-- Information provided start --
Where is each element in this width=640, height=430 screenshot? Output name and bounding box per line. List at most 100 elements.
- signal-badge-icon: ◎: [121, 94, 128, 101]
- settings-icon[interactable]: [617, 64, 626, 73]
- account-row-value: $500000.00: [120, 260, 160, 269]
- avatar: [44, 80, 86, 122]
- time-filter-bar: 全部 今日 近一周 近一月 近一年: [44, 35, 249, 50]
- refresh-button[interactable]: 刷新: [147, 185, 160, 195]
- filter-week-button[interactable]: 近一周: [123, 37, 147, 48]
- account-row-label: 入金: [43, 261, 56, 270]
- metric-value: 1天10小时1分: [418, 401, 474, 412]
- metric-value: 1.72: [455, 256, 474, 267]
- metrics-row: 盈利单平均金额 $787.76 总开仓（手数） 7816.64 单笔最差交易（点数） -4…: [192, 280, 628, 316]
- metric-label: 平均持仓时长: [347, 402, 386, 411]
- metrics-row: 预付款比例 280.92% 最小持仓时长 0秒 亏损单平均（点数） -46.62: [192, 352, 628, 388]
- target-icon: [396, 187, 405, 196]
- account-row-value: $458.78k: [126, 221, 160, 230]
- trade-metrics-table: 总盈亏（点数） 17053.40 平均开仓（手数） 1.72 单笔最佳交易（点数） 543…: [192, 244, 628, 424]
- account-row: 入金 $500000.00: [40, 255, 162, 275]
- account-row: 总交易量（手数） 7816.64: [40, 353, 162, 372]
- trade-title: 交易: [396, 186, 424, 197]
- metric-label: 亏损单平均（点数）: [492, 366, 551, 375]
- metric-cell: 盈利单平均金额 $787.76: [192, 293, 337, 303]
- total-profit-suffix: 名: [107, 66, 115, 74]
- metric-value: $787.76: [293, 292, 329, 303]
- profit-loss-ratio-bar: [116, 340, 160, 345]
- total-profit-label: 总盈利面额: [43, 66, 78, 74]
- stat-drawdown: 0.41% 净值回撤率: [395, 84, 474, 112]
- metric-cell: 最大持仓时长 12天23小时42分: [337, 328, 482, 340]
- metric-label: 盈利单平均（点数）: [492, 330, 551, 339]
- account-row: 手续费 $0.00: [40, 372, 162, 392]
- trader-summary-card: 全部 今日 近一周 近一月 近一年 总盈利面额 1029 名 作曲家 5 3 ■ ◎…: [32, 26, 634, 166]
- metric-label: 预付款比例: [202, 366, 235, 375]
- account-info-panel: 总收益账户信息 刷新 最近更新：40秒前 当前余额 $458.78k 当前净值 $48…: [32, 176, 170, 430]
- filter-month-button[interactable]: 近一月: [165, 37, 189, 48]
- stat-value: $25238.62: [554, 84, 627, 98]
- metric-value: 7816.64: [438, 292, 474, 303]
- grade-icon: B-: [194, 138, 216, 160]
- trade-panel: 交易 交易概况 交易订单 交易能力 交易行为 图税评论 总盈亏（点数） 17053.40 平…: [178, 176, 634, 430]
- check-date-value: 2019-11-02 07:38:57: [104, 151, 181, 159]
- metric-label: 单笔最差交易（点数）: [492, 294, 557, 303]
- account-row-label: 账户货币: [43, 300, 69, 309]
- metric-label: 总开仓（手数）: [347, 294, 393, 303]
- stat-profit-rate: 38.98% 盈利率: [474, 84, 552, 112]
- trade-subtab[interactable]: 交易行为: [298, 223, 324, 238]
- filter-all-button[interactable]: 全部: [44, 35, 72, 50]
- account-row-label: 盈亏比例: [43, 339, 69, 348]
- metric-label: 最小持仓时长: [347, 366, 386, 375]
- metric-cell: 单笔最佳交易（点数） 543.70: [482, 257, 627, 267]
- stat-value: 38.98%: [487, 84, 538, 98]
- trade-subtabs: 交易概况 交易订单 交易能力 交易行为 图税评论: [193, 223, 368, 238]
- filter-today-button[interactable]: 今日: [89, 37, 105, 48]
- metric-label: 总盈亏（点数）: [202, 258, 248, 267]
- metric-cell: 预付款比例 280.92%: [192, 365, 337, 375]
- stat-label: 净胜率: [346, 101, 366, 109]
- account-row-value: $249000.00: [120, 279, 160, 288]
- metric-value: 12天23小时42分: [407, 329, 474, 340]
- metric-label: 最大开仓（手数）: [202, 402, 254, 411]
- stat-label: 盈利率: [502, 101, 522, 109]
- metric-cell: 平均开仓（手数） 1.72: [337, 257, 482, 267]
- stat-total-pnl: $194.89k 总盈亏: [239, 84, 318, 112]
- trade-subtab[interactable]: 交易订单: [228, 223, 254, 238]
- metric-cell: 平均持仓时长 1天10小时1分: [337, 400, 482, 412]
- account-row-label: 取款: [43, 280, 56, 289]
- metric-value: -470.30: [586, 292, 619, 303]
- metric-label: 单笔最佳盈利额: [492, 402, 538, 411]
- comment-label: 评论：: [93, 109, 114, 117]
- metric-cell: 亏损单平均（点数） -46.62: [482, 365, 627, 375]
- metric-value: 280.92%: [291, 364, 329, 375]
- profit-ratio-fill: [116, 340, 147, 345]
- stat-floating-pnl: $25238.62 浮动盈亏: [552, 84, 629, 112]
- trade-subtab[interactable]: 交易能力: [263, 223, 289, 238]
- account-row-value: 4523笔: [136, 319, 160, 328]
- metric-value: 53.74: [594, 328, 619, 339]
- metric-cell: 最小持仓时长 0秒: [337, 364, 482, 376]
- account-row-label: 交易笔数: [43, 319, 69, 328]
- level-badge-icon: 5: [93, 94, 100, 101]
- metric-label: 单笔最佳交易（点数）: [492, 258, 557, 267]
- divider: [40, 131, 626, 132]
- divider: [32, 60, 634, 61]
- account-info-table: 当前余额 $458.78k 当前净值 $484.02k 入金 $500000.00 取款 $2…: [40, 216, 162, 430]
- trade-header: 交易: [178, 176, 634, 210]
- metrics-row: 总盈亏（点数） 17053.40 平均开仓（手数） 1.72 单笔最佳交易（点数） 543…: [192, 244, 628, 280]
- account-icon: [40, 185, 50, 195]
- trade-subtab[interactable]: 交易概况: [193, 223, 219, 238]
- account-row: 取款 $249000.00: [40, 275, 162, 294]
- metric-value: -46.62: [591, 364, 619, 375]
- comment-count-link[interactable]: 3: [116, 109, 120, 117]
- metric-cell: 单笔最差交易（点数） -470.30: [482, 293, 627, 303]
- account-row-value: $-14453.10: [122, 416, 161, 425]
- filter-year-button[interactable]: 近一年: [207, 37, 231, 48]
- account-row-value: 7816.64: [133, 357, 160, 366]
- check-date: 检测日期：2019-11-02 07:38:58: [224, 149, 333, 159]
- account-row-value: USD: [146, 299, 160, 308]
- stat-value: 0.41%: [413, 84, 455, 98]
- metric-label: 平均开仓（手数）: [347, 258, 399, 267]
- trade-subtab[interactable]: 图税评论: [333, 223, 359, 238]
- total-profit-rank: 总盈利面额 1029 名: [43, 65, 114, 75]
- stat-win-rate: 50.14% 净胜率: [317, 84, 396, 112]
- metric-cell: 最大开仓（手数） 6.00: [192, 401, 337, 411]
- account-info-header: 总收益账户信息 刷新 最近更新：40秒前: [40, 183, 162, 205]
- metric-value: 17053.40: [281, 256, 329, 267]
-- Information provided end --
# [Your instructions]
Copy out every line of the material above without changing anything.

# [Written solution]
Where is each element in this width=640, height=430 screenshot? Output name and bounding box per line. List at most 100 elements.
- signal-badge-icon: ◎: [121, 94, 128, 101]
- settings-icon[interactable]: [617, 64, 626, 73]
- account-row-value: $500000.00: [120, 260, 160, 269]
- avatar: [44, 80, 86, 122]
- time-filter-bar: 全部 今日 近一周 近一月 近一年: [44, 35, 249, 50]
- refresh-button[interactable]: 刷新: [147, 185, 160, 195]
- filter-week-button[interactable]: 近一周: [123, 37, 147, 48]
- account-row-label: 入金: [43, 261, 56, 270]
- metric-value: 1天10小时1分: [418, 401, 474, 412]
- metric-value: 1.72: [455, 256, 474, 267]
- metrics-row: 盈利单平均金额 $787.76 总开仓（手数） 7816.64 单笔最差交易（点数） -4…: [192, 280, 628, 316]
- metric-label: 平均持仓时长: [347, 402, 386, 411]
- metrics-row: 预付款比例 280.92% 最小持仓时长 0秒 亏损单平均（点数） -46.62: [192, 352, 628, 388]
- target-icon: [396, 187, 405, 196]
- account-row-value: $458.78k: [126, 221, 160, 230]
- trade-metrics-table: 总盈亏（点数） 17053.40 平均开仓（手数） 1.72 单笔最佳交易（点数） 543…: [192, 244, 628, 424]
- account-row: 入金 $500000.00: [40, 255, 162, 275]
- account-row: 总交易量（手数） 7816.64: [40, 353, 162, 372]
- trade-title: 交易: [396, 186, 424, 197]
- metric-label: 亏损单平均（点数）: [492, 366, 551, 375]
- metric-cell: 盈利单平均金额 $787.76: [192, 293, 337, 303]
- total-profit-suffix: 名: [107, 66, 115, 74]
- metric-value: $787.76: [293, 292, 329, 303]
- profit-loss-ratio-bar: [116, 340, 160, 345]
- total-profit-label: 总盈利面额: [43, 66, 78, 74]
- stat-drawdown: 0.41% 净值回撤率: [395, 84, 474, 112]
- metric-cell: 最大持仓时长 12天23小时42分: [337, 328, 482, 340]
- metric-label: 盈利单平均（点数）: [492, 330, 551, 339]
- account-row: 手续费 $0.00: [40, 372, 162, 392]
- trader-summary-card: 全部 今日 近一周 近一月 近一年 总盈利面额 1029 名 作曲家 5 3 ■ ◎…: [32, 26, 634, 166]
- metric-label: 预付款比例: [202, 366, 235, 375]
- account-info-panel: 总收益账户信息 刷新 最近更新：40秒前 当前余额 $458.78k 当前净值 $48…: [32, 176, 170, 430]
- filter-month-button[interactable]: 近一月: [165, 37, 189, 48]
- stat-value: $25238.62: [554, 84, 627, 98]
- metric-value: 7816.64: [438, 292, 474, 303]
- grade-icon: B-: [194, 138, 216, 160]
- trade-panel: 交易 交易概况 交易订单 交易能力 交易行为 图税评论 总盈亏（点数） 17053.40 平…: [178, 176, 634, 430]
- check-date-value: 2019-11-02 07:38:57: [104, 151, 181, 159]
- metric-label: 单笔最差交易（点数）: [492, 294, 557, 303]
- account-row-label: 账户货币: [43, 300, 69, 309]
- metric-label: 总开仓（手数）: [347, 294, 393, 303]
- stat-profit-rate: 38.98% 盈利率: [474, 84, 552, 112]
- trade-subtab[interactable]: 交易行为: [298, 223, 324, 238]
- filter-all-button[interactable]: 全部: [44, 35, 72, 50]
- account-row-label: 盈亏比例: [43, 339, 69, 348]
- metric-label: 最小持仓时长: [347, 366, 386, 375]
- metric-cell: 单笔最佳交易（点数） 543.70: [482, 257, 627, 267]
- stat-value: 38.98%: [487, 84, 538, 98]
- trade-subtabs: 交易概况 交易订单 交易能力 交易行为 图税评论: [193, 223, 368, 238]
- filter-today-button[interactable]: 今日: [89, 37, 105, 48]
- metric-label: 总盈亏（点数）: [202, 258, 248, 267]
- metric-cell: 预付款比例 280.92%: [192, 365, 337, 375]
- stat-label: 净胜率: [346, 101, 366, 109]
- account-row-value: $249000.00: [120, 279, 160, 288]
- metric-value: 12天23小时42分: [407, 329, 474, 340]
- metric-label: 最大开仓（手数）: [202, 402, 254, 411]
- stat-label: 盈利率: [502, 101, 522, 109]
- metric-cell: 平均开仓（手数） 1.72: [337, 257, 482, 267]
- stat-total-pnl: $194.89k 总盈亏: [239, 84, 318, 112]
- trade-subtab[interactable]: 交易订单: [228, 223, 254, 238]
- metric-cell: 平均持仓时长 1天10小时1分: [337, 400, 482, 412]
- account-row-label: 取款: [43, 280, 56, 289]
- metric-value: -470.30: [586, 292, 619, 303]
- metric-label: 单笔最佳盈利额: [492, 402, 538, 411]
- comment-label: 评论：: [93, 109, 114, 117]
- metric-cell: 亏损单平均（点数） -46.62: [482, 365, 627, 375]
- metric-value: 280.92%: [291, 364, 329, 375]
- profit-ratio-fill: [116, 340, 147, 345]
- stat-floating-pnl: $25238.62 浮动盈亏: [552, 84, 629, 112]
- trade-subtab[interactable]: 交易能力: [263, 223, 289, 238]
- account-row-value: 4523笔: [136, 319, 160, 328]
- metric-value: 53.74: [594, 328, 619, 339]
- metric-cell: 最小持仓时长 0秒: [337, 364, 482, 376]
- account-row-label: 交易笔数: [43, 319, 69, 328]
- level-badge-icon: 5: [93, 94, 100, 101]
- metric-label: 单笔最佳交易（点数）: [492, 258, 557, 267]
- divider: [40, 131, 626, 132]
- divider: [32, 60, 634, 61]
- account-info-table: 当前余额 $458.78k 当前净值 $484.02k 入金 $500000.00 取款 $2…: [40, 216, 162, 430]
- trade-header: 交易: [178, 176, 634, 210]
- metrics-row: 总盈亏（点数） 17053.40 平均开仓（手数） 1.72 单笔最佳交易（点数） 543…: [192, 244, 628, 280]
- account-icon: [40, 185, 50, 195]
- trade-subtab[interactable]: 交易概况: [193, 223, 219, 238]
- account-row: 取款 $249000.00: [40, 275, 162, 294]
- metric-value: -46.62: [591, 364, 619, 375]
- comment-count-link[interactable]: 3: [116, 109, 120, 117]
- metric-cell: 单笔最差交易（点数） -470.30: [482, 293, 627, 303]
- account-row-value: $-14453.10: [122, 416, 161, 425]
- filter-year-button[interactable]: 近一年: [207, 37, 231, 48]
- account-row-value: 7816.64: [133, 357, 160, 366]
- check-date: 检测日期：2019-11-02 07:38:58: [224, 149, 333, 159]
- account-row-value: USD: [146, 299, 160, 308]
- stat-value: 0.41%: [413, 84, 455, 98]
- metric-label: 平均开仓（手数）: [347, 258, 399, 267]
- trade-subtab[interactable]: 图税评论: [333, 223, 359, 238]
- total-profit-rank: 总盈利面额 1029 名: [43, 65, 114, 75]
- stat-win-rate: 50.14% 净胜率: [317, 84, 396, 112]
- metric-cell: 最大开仓（手数） 6.00: [192, 401, 337, 411]
- account-info-header: 总收益账户信息 刷新 最近更新：40秒前: [40, 183, 162, 205]
- metric-value: 17053.40: [281, 256, 329, 267]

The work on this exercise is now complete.